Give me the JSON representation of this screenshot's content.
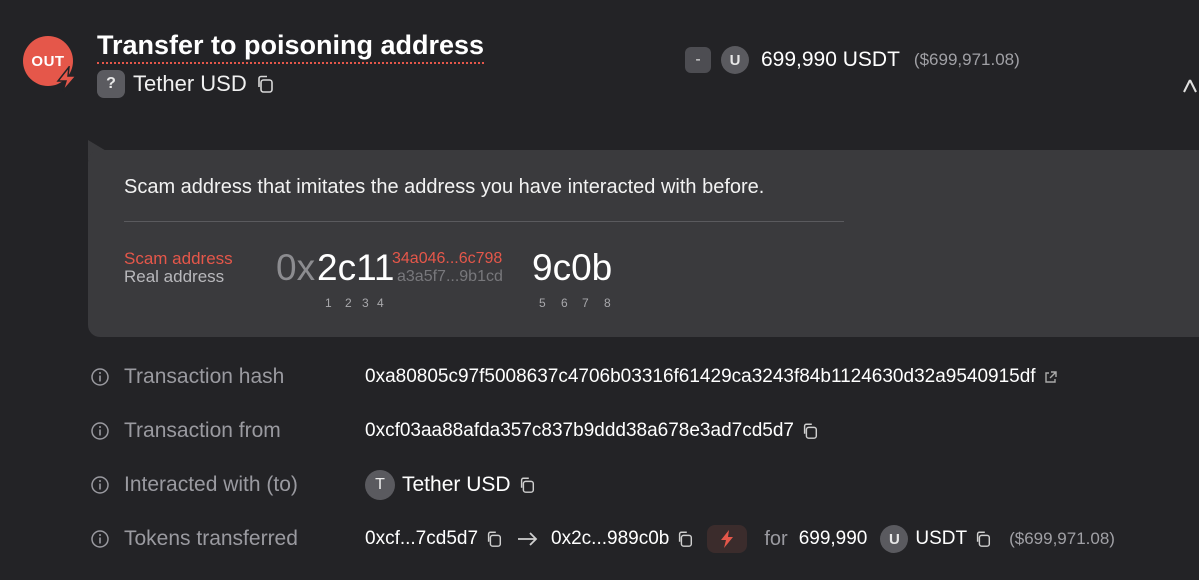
{
  "header": {
    "direction_badge": "OUT",
    "title": "Transfer to poisoning address",
    "token_badge": "?",
    "token_name": "Tether USD",
    "amount_sign": "-",
    "amount_token_badge": "U",
    "amount": "699,990 USDT",
    "amount_usd": "($699,971.08)"
  },
  "warning": {
    "message": "Scam address that imitates the address you have interacted with before.",
    "scam_label": "Scam address",
    "real_label": "Real address",
    "prefix": "0x",
    "head": "2c11",
    "scam_middle": "34a046...6c798",
    "real_middle": "a3a5f7...9b1cd",
    "tail": "9c0b",
    "digit_numbers": [
      "1",
      "2",
      "3",
      "4",
      "5",
      "6",
      "7",
      "8"
    ]
  },
  "details": {
    "tx_hash_label": "Transaction hash",
    "tx_hash": "0xa80805c97f5008637c4706b03316f61429ca3243f84b1124630d32a9540915df",
    "tx_from_label": "Transaction from",
    "tx_from": "0xcf03aa88afda357c837b9ddd38a678e3ad7cd5d7",
    "interacted_label": "Interacted with (to)",
    "interacted_badge": "T",
    "interacted_name": "Tether USD",
    "tokens_label": "Tokens transferred",
    "from_short": "0xcf...7cd5d7",
    "to_short": "0x2c...989c0b",
    "for_text": "for",
    "token_amount": "699,990",
    "token_badge": "U",
    "token_symbol": "USDT",
    "token_usd": "($699,971.08)"
  },
  "colors": {
    "background": "#232326",
    "panel": "#3a3a3d",
    "danger": "#e5574a",
    "muted": "#9a9aa0"
  }
}
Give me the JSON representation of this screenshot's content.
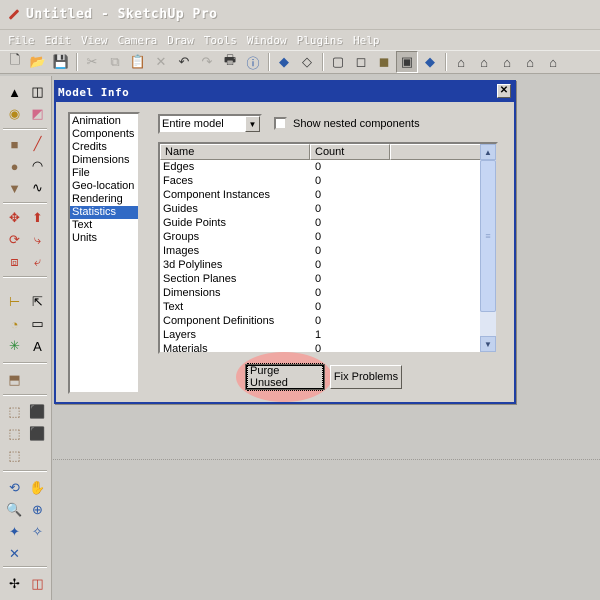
{
  "window": {
    "title": "Untitled - SketchUp Pro"
  },
  "menu": [
    "File",
    "Edit",
    "View",
    "Camera",
    "Draw",
    "Tools",
    "Window",
    "Plugins",
    "Help"
  ],
  "dialog": {
    "title": "Model Info",
    "close_glyph": "✕",
    "categories": [
      "Animation",
      "Components",
      "Credits",
      "Dimensions",
      "File",
      "Geo-location",
      "Rendering",
      "Statistics",
      "Text",
      "Units"
    ],
    "selected_category": "Statistics",
    "scope_select": {
      "value": "Entire model"
    },
    "nested_checkbox": {
      "label": "Show nested components",
      "checked": false
    },
    "table": {
      "columns": [
        "Name",
        "Count"
      ],
      "rows": [
        {
          "name": "Edges",
          "count": "0"
        },
        {
          "name": "Faces",
          "count": "0"
        },
        {
          "name": "Component Instances",
          "count": "0"
        },
        {
          "name": "Guides",
          "count": "0"
        },
        {
          "name": "Guide Points",
          "count": "0"
        },
        {
          "name": "Groups",
          "count": "0"
        },
        {
          "name": "Images",
          "count": "0"
        },
        {
          "name": "3d Polylines",
          "count": "0"
        },
        {
          "name": "Section Planes",
          "count": "0"
        },
        {
          "name": "Dimensions",
          "count": "0"
        },
        {
          "name": "Text",
          "count": "0"
        },
        {
          "name": "Component Definitions",
          "count": "0"
        },
        {
          "name": "Layers",
          "count": "1"
        },
        {
          "name": "Materials",
          "count": "0"
        }
      ]
    },
    "buttons": {
      "purge": "Purge Unused",
      "fix": "Fix Problems"
    }
  },
  "toolbar_top": [
    {
      "icon": "new-icon",
      "glyph": "🗋"
    },
    {
      "icon": "open-icon",
      "glyph": "📂"
    },
    {
      "icon": "save-icon",
      "glyph": "💾"
    },
    {
      "icon": "cut-icon",
      "glyph": "✂"
    },
    {
      "icon": "copy-icon",
      "glyph": "⧉"
    },
    {
      "icon": "paste-icon",
      "glyph": "📋"
    },
    {
      "icon": "erase-icon",
      "glyph": "✕"
    },
    {
      "icon": "undo-icon",
      "glyph": "↶"
    },
    {
      "icon": "redo-icon",
      "glyph": "↷"
    },
    {
      "icon": "print-icon",
      "glyph": "🖶"
    },
    {
      "icon": "model-info-icon",
      "glyph": "ⓘ"
    },
    {
      "icon": "xray-icon",
      "glyph": "◆"
    },
    {
      "icon": "back-edges-icon",
      "glyph": "◇"
    },
    {
      "icon": "wireframe-icon",
      "glyph": "▢"
    },
    {
      "icon": "hidden-line-icon",
      "glyph": "◻"
    },
    {
      "icon": "shaded-icon",
      "glyph": "◼"
    },
    {
      "icon": "shaded-textures-icon",
      "glyph": "▣"
    },
    {
      "icon": "monochrome-icon",
      "glyph": "◆"
    },
    {
      "icon": "iso-view-icon",
      "glyph": "⌂"
    },
    {
      "icon": "top-view-icon",
      "glyph": "⌂"
    },
    {
      "icon": "front-view-icon",
      "glyph": "⌂"
    },
    {
      "icon": "right-view-icon",
      "glyph": "⌂"
    },
    {
      "icon": "back-view-icon",
      "glyph": "⌂"
    },
    {
      "icon": "left-view-icon",
      "glyph": "⌂"
    }
  ],
  "toolbar_left": [
    [
      "select-icon",
      "▲",
      "eraser-icon",
      "◫"
    ],
    [
      "paint-bucket-icon",
      "◉",
      "eraser-pink-icon",
      "◩"
    ],
    [
      "rectangle-icon",
      "■",
      "line-icon",
      "╱"
    ],
    [
      "circle-icon",
      "●",
      "arc-icon",
      "◠"
    ],
    [
      "polygon-icon",
      "▼",
      "freehand-icon",
      "∿"
    ],
    [
      "move-icon",
      "✥",
      "push-pull-icon",
      "⬆"
    ],
    [
      "rotate-icon",
      "⟳",
      "follow-me-icon",
      "⤷"
    ],
    [
      "scale-icon",
      "⧈",
      "offset-icon",
      "⤶"
    ],
    [
      "tape-measure-icon",
      "⊢",
      "dimension-icon",
      "⇱"
    ],
    [
      "protractor-icon",
      "◔",
      "text-icon",
      "▭"
    ],
    [
      "axes-icon",
      "✳",
      "3d-text-icon",
      "A"
    ],
    [
      "section-plane-icon",
      "⬒",
      "",
      ""
    ],
    [
      "component-icon",
      "⬚",
      "group-icon",
      "⬛"
    ],
    [
      "component2-icon",
      "⬚",
      "group2-icon",
      "⬛"
    ],
    [
      "component3-icon",
      "⬚",
      "",
      ""
    ],
    [
      "orbit-icon",
      "⟲",
      "pan-icon",
      "✋"
    ],
    [
      "zoom-icon",
      "🔍",
      "zoom-window-icon",
      "⊕"
    ],
    [
      "zoom-extents-icon",
      "✦",
      "previous-icon",
      "✧"
    ],
    [
      "position-camera-icon",
      "✕",
      "",
      ""
    ],
    [
      "walk-icon",
      "✢",
      "look-around-icon",
      "◫"
    ]
  ]
}
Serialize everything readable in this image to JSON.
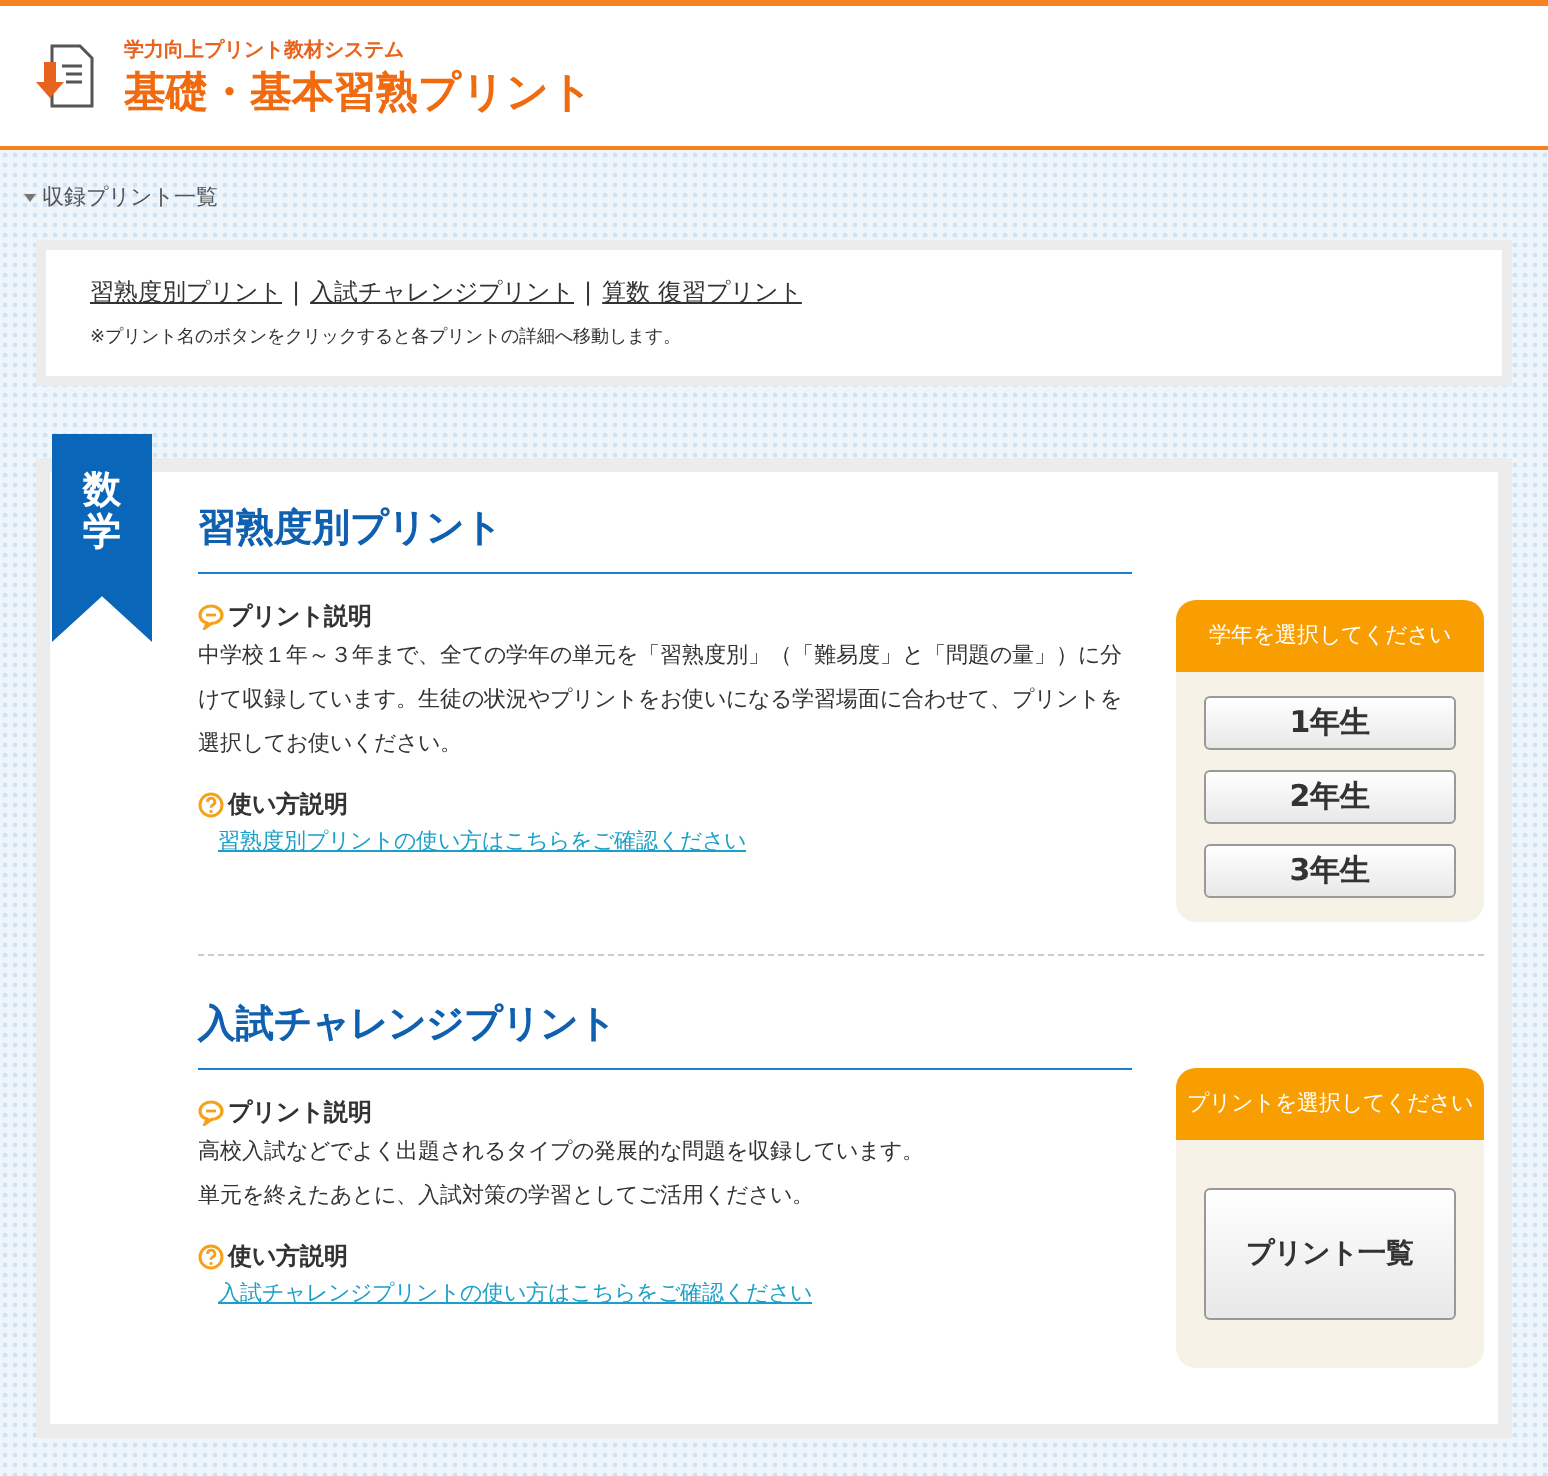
{
  "header": {
    "subtitle": "学力向上プリント教材システム",
    "title": "基礎・基本習熟プリント"
  },
  "breadcrumb": "収録プリント一覧",
  "nav": {
    "links": [
      "習熟度別プリント",
      "入試チャレンジプリント",
      "算数 復習プリント"
    ],
    "separator": "|",
    "note": "※プリント名のボタンをクリックすると各プリントの詳細へ移動します。"
  },
  "ribbon": "数学",
  "sections": [
    {
      "title": "習熟度別プリント",
      "description_label": "プリント説明",
      "description": [
        "中学校１年～３年まで、全ての学年の単元を「習熟度別」（「難易度」と「問題の量」）に分けて収録しています。生徒の状況やプリントをお使いになる学習場面に合わせて、プリントを選択してお使いください。"
      ],
      "usage_label": "使い方説明",
      "usage_link": "習熟度別プリントの使い方はこちらをご確認ください",
      "panel": {
        "kind": "grades",
        "title": "学年を選択してください",
        "buttons": [
          "1年生",
          "2年生",
          "3年生"
        ]
      }
    },
    {
      "title": "入試チャレンジプリント",
      "description_label": "プリント説明",
      "description": [
        "高校入試などでよく出題されるタイプの発展的な問題を収録しています。",
        "単元を終えたあとに、入試対策の学習としてご活用ください。"
      ],
      "usage_label": "使い方説明",
      "usage_link": "入試チャレンジプリントの使い方はこちらをご確認ください",
      "panel": {
        "kind": "list",
        "title": "プリントを選択してください",
        "buttons": [
          "プリント一覧"
        ]
      }
    }
  ]
}
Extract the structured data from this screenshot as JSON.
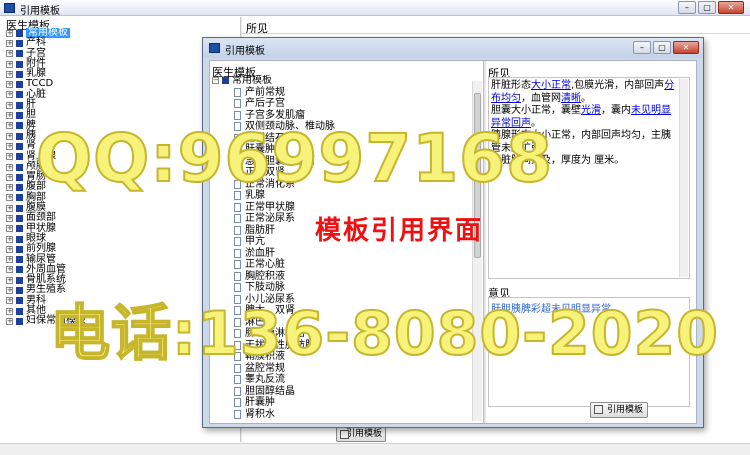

What you will do
Identify lines with the string "USDT". Copy each one.

The output
    "amount": "699,990 USDT",
    "token_symbol": "USDT",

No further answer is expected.